▸ DATA TO PROCESS:
===============
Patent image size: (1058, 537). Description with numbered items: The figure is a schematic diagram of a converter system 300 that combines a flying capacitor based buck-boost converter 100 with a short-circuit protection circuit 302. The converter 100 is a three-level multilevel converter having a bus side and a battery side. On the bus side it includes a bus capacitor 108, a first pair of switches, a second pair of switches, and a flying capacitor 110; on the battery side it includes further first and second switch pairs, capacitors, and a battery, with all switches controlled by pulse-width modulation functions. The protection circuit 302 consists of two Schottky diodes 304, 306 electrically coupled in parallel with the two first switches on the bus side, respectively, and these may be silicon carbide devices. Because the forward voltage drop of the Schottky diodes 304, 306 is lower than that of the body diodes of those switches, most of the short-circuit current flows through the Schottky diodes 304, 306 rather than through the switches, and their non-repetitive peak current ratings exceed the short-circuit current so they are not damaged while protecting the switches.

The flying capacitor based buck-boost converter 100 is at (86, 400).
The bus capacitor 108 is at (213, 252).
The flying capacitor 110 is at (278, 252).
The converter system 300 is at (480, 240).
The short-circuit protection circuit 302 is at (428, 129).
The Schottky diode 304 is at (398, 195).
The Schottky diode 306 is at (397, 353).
===============
▸ TASK STATEMENT:
Format every row above as a Markdown table with two columns, Index for the row number and Entry for the line itself. Omit blank lines.

▸ EXERCISE SOLUTION:
| Index | Entry |
|---|---|
| 1 | Patent image size: (1058, 537). Description with numbered items: The figure is a schematic diagram of a converter system 300 that combines a flying capacitor based buck-boost converter 100 with a short-circuit protection circuit 302. The converter 100 is a three-level multilevel converter having a bus side and a battery side. On the bus side it includes a bus capacitor 108, a first pair of switches, a second pair of switches, and a flying capacitor 110; on the battery side it includes further first and second switch pairs, capacitors, and a battery, with all switches controlled by pulse-width modulation functions. The protection circuit 302 consists of two Schottky diodes 304, 306 electrically coupled in parallel with the two first switches on the bus side, respectively, and these may be silicon carbide devices. Because the forward voltage drop of the Schottky diodes 304, 306 is lower than that of the body diodes of those switches, most of the short-circuit current flows through the Schottky diodes 304, 306 rather than through the switches, and their non-repetitive peak current ratings exceed the short-circuit current so they are not damaged while protecting the switches. |
| 2 | The flying capacitor based buck-boost converter 100 is at (86, 400). |
| 3 | The bus capacitor 108 is at (213, 252). |
| 4 | The flying capacitor 110 is at (278, 252). |
| 5 | The converter system 300 is at (480, 240). |
| 6 | The short-circuit protection circuit 302 is at (428, 129). |
| 7 | The Schottky diode 304 is at (398, 195). |
| 8 | The Schottky diode 306 is at (397, 353). |